» Exercice 1
Restituez fidèlement l'extrait du texte sur les attentats de 2015 qui commence à « Quatre ans plus » et se termine à « informés des informateurs. ».

» Texte
'''

Quatre ans plus tard, il ne semble pas que cette complaisance ait
beaucoup aidé à « faire comprendre » un réel étonnamment
indéchiffrable, fût-ce aux mieux informés des informateurs.
Tel
est le paradoxe mis au jour par les actes terroristes de l’année
2015 : la surabondance informationnelle dont elle fait son pain
quotidien, démultipliée sur tous les supports possibles, n’a pas
empêché une société aussi moderne que la société française de
s’éveiller « sidérée » au lendemain des drames, annoncés de longue
date, qui l’ont successivement frappée. Cette stupéfaction en dit
long sur l’état de cécité dans lequel le pays a choisi de s’installer
ces vingt dernières années, comme elle souligne le traitement
infligé dans le même temps à la réalité par ceux qui avaient la
charge d’en témoigner auprès du plus grand nombre : en haut, du côté
de la presse et des principaux responsables politiques, censure,
autocensure, sophisme, torsion des faits ; « en bas », où allaient se
recruter les futures victimes, refus d’entendre, de voir et de
savoir. À la notable et dramatique exception de l’équipe de Charlie Hebdo, abandonnée à ses bourreaux pour s’être inlassablement entêtée à désigner la menace intégriste, à défendre la laïcité
dans l’indifférence générale.

'''

» Données
'''

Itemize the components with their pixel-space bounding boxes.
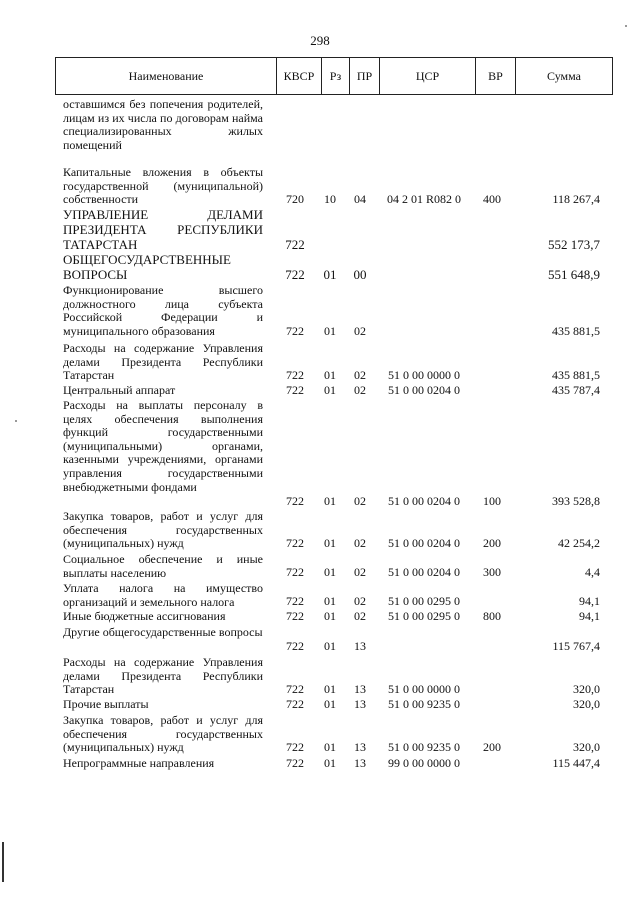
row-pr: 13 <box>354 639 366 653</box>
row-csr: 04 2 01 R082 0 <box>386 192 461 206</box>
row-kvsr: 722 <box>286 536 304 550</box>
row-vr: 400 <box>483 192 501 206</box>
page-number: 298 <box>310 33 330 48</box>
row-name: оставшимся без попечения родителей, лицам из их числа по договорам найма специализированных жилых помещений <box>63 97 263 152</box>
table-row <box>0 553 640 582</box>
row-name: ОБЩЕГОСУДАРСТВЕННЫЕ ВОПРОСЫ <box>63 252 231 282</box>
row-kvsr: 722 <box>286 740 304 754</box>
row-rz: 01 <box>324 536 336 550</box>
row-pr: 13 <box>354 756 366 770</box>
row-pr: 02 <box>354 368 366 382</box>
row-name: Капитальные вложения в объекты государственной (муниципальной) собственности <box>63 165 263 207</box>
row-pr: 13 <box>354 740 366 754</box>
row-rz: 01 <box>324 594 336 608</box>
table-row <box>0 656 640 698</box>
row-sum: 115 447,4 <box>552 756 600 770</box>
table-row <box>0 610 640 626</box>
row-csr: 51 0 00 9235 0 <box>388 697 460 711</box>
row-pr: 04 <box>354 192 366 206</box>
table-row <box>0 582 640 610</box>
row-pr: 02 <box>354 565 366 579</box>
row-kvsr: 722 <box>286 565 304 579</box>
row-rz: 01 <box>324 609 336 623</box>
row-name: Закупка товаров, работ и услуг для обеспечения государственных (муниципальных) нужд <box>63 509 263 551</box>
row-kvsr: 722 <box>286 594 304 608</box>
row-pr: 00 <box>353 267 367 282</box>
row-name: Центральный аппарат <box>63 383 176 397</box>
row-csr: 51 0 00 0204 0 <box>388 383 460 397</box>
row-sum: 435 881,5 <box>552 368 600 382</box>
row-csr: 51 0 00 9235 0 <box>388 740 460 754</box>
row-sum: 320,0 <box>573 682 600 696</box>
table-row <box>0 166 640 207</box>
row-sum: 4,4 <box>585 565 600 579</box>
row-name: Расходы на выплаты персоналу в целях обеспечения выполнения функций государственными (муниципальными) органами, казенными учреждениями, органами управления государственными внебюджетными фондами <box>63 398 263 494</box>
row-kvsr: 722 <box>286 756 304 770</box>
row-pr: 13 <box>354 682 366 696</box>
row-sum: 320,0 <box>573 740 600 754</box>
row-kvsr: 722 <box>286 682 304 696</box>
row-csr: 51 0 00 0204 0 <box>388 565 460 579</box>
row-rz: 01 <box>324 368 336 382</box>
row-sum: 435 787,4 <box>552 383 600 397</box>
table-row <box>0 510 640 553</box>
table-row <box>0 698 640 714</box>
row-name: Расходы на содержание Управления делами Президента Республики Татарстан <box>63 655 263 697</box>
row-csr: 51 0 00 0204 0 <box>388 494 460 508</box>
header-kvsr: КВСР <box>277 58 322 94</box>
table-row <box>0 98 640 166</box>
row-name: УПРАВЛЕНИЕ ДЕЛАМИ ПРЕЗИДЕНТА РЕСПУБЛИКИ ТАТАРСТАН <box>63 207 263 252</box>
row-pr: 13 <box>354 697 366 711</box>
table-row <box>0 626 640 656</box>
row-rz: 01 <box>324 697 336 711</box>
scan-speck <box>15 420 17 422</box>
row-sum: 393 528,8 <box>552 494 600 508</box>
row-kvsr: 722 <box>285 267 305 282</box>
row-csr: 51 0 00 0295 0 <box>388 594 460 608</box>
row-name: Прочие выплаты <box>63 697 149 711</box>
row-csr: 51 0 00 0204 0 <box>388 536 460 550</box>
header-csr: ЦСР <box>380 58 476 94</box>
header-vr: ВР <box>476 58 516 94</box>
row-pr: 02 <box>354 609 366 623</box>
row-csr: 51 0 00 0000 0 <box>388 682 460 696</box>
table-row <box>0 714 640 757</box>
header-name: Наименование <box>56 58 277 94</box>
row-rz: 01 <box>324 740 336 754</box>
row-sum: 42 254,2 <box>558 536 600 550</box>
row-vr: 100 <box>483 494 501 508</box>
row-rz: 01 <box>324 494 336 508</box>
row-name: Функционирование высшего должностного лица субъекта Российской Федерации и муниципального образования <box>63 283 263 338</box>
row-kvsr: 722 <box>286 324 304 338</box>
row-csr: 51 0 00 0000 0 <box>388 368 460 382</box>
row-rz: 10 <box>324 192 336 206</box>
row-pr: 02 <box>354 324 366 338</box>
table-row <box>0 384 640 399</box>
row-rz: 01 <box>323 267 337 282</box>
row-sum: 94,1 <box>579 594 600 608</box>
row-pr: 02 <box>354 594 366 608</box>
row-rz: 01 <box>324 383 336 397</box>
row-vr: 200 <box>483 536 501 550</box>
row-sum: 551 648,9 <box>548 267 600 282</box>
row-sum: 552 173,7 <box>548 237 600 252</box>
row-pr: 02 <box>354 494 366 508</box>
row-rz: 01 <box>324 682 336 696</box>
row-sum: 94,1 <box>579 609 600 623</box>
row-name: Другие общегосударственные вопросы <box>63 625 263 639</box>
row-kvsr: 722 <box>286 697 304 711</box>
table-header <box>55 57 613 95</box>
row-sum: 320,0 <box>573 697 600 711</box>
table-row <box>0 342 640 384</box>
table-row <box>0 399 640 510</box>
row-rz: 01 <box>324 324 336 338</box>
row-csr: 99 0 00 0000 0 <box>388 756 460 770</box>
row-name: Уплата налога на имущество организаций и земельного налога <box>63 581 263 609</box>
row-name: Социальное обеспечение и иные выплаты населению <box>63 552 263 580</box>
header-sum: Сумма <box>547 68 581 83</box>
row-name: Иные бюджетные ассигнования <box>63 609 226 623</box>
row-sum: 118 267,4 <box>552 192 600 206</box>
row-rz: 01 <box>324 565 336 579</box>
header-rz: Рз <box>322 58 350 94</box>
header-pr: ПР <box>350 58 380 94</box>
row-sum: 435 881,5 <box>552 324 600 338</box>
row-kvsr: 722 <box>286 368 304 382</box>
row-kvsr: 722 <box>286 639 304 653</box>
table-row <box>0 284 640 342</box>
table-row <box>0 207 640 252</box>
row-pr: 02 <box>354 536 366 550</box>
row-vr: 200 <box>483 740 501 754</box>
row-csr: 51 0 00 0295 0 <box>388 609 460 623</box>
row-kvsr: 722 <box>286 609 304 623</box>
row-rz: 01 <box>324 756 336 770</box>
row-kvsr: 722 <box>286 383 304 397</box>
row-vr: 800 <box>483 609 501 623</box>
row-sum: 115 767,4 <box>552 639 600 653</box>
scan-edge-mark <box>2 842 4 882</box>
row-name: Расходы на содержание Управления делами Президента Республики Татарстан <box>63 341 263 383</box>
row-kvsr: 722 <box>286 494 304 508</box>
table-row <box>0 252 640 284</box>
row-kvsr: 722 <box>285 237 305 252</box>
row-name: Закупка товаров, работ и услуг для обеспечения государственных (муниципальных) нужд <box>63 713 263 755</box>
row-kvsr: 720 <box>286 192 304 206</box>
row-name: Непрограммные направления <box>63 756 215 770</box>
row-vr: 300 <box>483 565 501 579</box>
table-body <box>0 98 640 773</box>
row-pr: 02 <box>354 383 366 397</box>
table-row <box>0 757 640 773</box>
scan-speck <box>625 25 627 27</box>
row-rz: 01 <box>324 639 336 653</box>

'''

» Exercice 2
Retapez à l'identique les rangées, en commençant par la ligne qui contient « row-pr: 13 <box>354 639 366 653</box> » et en terminant par celle qui contient « table-row <box>0 553 640 582</box> », ces deux lignes comprises.

» Corrigé 1
Quatre ans plus tard, il ne semble pas que cette complaisance ait
beaucoup aidé à « faire comprendre » un réel étonnamment
indéchiffrable, fût-ce aux mieux informés des informateurs.

» Corrigé 2
row-pr: 13 <box>354 639 366 653</box>
row-csr: 04 2 01 R082 0 <box>386 192 461 206</box>
row-kvsr: 722 <box>286 536 304 550</box>
row-vr: 400 <box>483 192 501 206</box>
page-number: 298 <box>310 33 330 48</box>
row-name: оставшимся без попечения родителей, лицам из их числа по договорам найма специализированных жилых помещений <box>63 97 263 152</box>
table-row <box>0 553 640 582</box>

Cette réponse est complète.